◆ AIM OF THE TASK
Go through the material below and copy each line where the word "xlabel" appears.

==== INPUT FOR THIS TASK

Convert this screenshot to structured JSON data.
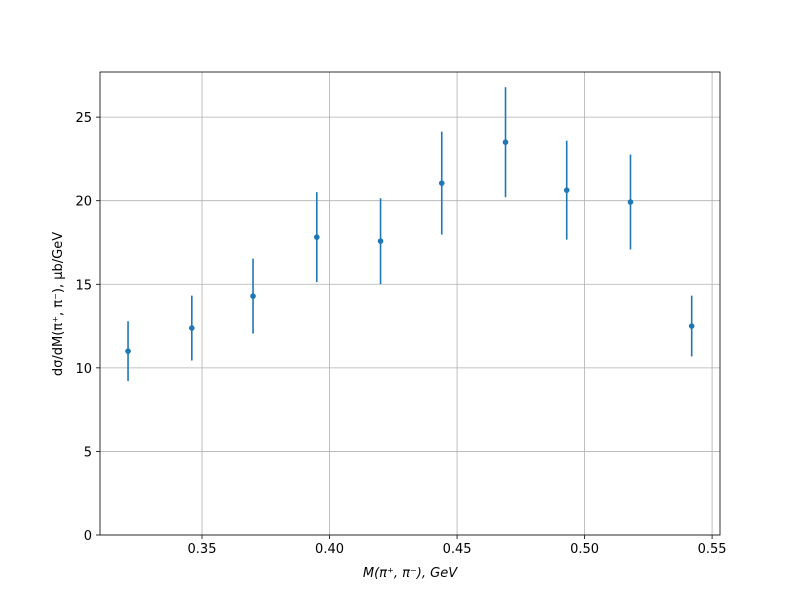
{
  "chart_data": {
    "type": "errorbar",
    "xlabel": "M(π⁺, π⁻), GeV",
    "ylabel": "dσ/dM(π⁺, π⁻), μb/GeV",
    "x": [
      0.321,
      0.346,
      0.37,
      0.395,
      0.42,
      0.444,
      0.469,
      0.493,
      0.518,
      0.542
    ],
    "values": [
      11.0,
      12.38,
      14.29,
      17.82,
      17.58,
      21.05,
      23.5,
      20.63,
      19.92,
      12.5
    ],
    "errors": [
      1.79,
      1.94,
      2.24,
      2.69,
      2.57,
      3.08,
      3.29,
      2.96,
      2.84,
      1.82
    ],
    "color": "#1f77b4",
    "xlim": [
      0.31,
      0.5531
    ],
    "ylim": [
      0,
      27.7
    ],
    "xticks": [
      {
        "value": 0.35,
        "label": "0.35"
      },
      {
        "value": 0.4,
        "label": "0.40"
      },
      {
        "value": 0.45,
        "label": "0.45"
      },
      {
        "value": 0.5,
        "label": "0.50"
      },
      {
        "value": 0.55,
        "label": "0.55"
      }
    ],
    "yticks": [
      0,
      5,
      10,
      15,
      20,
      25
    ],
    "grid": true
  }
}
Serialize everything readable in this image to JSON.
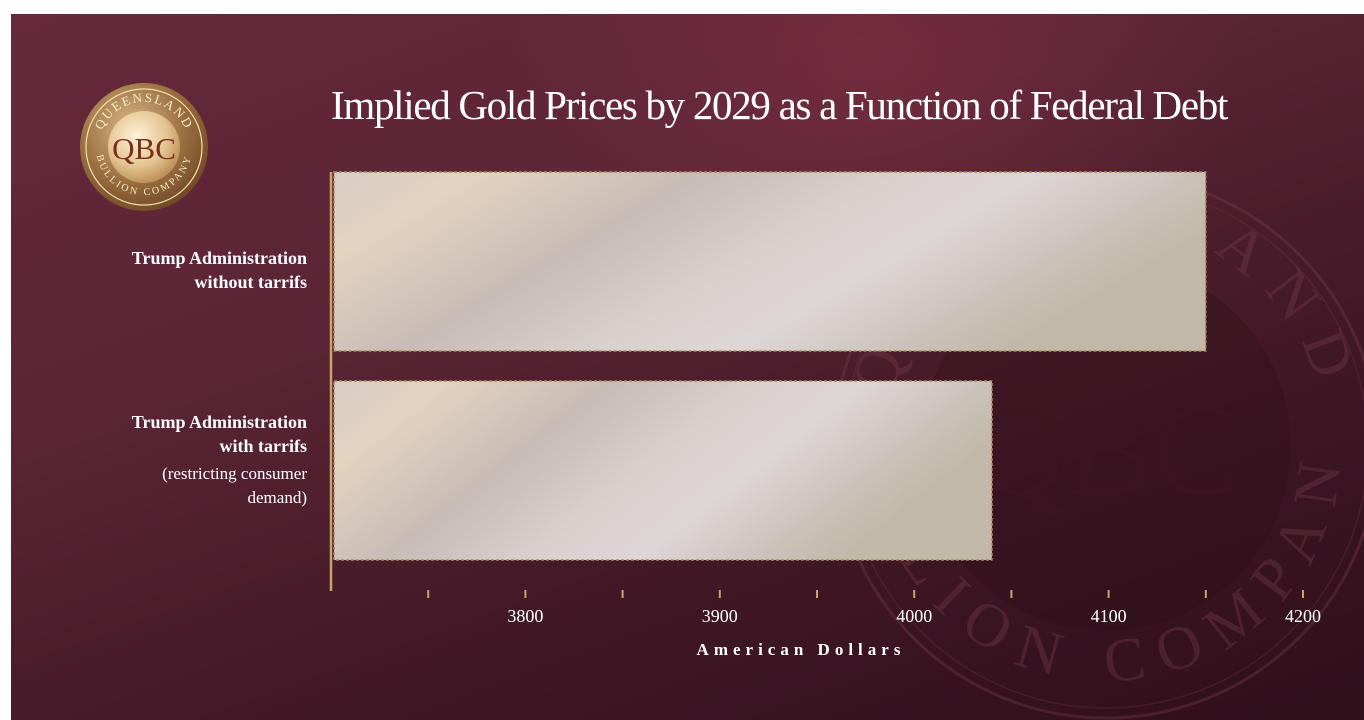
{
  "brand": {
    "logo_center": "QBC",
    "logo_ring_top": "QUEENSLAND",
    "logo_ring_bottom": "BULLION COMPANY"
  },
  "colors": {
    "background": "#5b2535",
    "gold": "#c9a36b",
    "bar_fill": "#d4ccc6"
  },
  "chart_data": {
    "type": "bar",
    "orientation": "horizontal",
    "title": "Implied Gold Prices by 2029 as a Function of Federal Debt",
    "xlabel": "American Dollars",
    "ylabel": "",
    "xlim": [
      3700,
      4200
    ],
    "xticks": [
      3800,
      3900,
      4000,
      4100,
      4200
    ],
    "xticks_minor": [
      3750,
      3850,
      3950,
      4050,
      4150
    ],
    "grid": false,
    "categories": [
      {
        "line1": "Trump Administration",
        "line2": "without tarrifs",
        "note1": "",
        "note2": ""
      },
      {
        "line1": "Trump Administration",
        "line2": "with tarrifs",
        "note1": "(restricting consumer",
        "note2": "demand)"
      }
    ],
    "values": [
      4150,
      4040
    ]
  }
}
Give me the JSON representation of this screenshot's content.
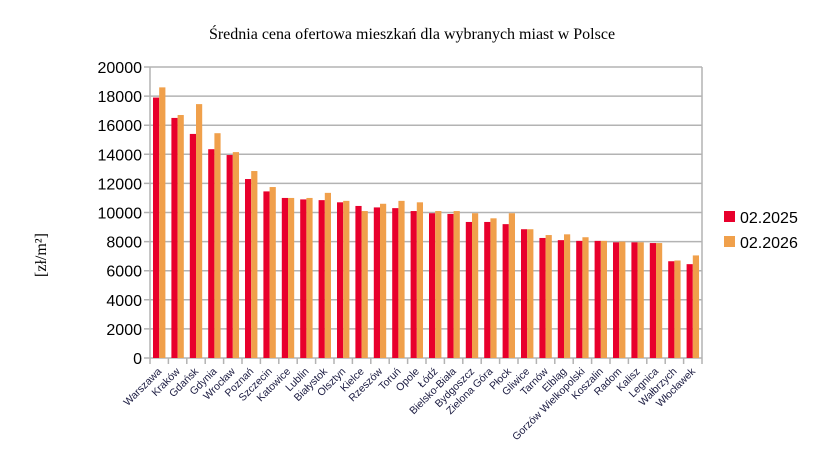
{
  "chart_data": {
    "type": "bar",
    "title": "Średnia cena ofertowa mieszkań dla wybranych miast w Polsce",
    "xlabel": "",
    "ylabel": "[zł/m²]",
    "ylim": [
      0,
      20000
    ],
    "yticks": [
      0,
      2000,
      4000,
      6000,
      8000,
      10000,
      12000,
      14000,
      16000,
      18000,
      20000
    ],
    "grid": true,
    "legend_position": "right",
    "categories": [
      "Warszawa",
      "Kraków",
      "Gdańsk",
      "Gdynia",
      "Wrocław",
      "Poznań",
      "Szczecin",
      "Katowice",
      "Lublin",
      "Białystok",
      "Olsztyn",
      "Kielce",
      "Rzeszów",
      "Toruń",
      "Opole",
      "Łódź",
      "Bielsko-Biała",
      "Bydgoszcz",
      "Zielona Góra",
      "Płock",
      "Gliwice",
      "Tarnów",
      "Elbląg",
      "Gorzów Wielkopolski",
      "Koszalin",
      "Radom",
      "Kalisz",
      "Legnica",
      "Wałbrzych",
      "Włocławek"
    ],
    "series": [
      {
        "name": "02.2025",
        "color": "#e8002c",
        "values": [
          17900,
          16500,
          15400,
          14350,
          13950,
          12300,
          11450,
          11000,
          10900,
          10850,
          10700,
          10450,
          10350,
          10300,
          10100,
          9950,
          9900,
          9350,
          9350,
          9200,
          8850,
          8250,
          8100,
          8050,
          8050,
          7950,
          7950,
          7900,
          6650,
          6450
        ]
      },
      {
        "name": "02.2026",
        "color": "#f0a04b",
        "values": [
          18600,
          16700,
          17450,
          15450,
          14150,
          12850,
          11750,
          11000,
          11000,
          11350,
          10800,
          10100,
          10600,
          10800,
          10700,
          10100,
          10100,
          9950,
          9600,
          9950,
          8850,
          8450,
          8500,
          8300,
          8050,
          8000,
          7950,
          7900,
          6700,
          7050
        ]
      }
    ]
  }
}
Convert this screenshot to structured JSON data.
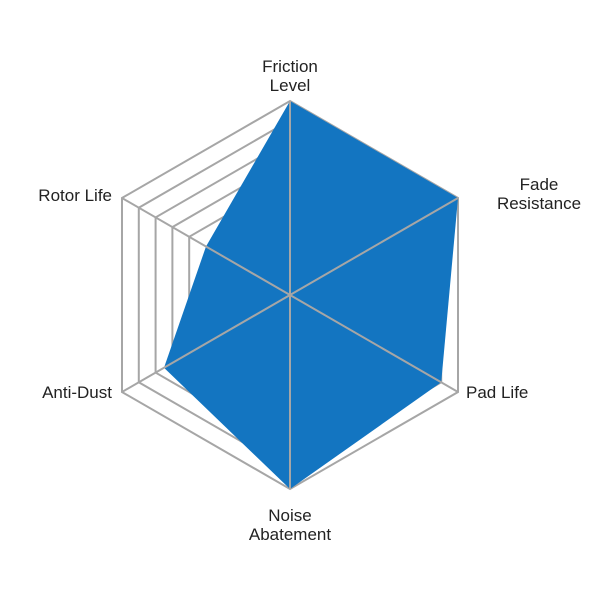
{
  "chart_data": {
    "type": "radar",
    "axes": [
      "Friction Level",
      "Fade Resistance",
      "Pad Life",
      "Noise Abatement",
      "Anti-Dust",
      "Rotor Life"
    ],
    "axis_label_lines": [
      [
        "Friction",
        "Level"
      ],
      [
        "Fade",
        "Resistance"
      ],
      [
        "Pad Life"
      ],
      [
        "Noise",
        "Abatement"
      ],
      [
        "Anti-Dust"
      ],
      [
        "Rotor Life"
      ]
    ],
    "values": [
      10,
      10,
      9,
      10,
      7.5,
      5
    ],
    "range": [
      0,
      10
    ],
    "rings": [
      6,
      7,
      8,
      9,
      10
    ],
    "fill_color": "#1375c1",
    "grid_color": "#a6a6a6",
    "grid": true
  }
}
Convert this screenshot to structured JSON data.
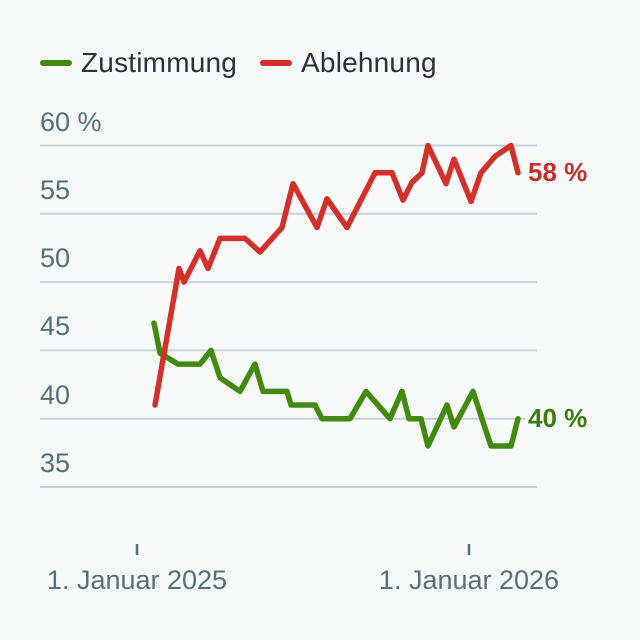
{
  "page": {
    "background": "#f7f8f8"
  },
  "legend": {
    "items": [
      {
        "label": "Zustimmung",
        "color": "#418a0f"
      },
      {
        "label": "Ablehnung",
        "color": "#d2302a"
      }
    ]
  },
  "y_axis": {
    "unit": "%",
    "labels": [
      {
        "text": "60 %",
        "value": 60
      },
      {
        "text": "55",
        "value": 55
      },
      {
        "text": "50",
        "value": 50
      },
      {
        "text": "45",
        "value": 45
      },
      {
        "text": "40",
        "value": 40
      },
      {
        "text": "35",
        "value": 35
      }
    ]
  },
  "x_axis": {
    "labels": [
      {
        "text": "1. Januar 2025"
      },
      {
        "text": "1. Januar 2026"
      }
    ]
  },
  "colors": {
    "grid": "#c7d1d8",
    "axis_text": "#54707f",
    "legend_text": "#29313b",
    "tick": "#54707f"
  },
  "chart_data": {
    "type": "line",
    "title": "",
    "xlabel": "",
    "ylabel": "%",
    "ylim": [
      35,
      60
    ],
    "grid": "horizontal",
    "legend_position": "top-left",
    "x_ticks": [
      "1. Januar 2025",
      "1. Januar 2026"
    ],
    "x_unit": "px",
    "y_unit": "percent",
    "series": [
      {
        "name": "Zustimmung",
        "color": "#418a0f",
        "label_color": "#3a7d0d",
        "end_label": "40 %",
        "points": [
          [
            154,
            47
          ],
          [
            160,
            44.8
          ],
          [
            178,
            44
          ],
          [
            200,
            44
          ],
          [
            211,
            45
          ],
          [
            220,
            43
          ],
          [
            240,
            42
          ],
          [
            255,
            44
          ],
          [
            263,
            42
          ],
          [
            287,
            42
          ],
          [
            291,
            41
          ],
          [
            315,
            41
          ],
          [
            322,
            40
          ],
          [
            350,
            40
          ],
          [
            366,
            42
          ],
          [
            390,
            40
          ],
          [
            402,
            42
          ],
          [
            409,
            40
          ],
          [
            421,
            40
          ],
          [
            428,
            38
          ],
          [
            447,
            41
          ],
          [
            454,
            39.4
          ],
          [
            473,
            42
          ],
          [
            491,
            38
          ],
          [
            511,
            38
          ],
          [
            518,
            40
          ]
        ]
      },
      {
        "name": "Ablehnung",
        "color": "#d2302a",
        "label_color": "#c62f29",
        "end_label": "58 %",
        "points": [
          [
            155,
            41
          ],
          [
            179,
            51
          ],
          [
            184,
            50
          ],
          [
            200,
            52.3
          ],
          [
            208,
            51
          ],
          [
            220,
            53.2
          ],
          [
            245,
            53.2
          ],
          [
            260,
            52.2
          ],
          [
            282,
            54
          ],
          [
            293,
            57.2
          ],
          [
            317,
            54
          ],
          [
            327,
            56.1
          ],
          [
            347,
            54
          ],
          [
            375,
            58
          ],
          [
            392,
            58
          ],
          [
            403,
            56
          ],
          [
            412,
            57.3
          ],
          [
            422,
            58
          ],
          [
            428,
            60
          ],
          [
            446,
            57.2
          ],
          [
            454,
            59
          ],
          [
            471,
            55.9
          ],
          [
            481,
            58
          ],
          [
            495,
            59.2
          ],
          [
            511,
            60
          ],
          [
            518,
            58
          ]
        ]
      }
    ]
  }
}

========

◆ WRITTEN RESPONSE
    "xlabel": "M(π⁺, π⁻), GeV",
    "xlabel": "American Dollars",
    "xlabel": "",
    "xlabel": "",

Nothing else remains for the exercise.